---- LISTING
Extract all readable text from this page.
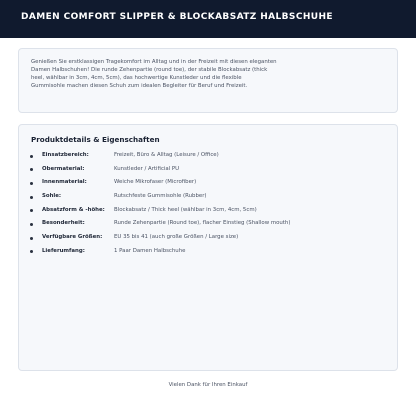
DAMEN COMFORT SLIPPER & BLOCKABSATZ HALBSCHUHE
Genießen Sie erstklassigen Tragekomfort im Alltag und in der Freizeit mit diesen eleganten Damen Halbschuhen! Die runde Zehenpartie (round toe), der stabile Blockabsatz (thick heel, wählbar in 3cm, 4cm, 5cm), das hochwertige Kunstleder und die flexible Gummisohle machen diesen Schuh zum idealen Begleiter für Beruf und Freizeit.
Produktdetails & Eigenschaften
Einsatzbereich:	Freizeit, Büro & Alltag (Leisure / Office)
Obermaterial:	Kunstleder / Artificial PU
Innenmaterial:	Weiche Mikrofaser (Microfiber)
Sohle:	Rutschfeste Gummisohle (Rubber)
Absatzform & -höhe: Blockabsatz / Thick heel (wählbar in 3cm, 4cm, 5cm)
Besonderheit:	Runde Zehenpartie (Round toe), flacher Einstieg (Shallow mouth)
Verfügbare Größen: EU 35 bis 41 (auch große Größen / Large size)
Lieferumfang:	1 Paar Damen Halbschuhe
Vielen Dank für Ihren Einkauf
--------
◆ **WRITTEN INSTRUCTION**
Among the lines of the listing, how many hold the string "Zehenpartie"? Respond with only the number.

◆ **RESPONSE BELOW**
2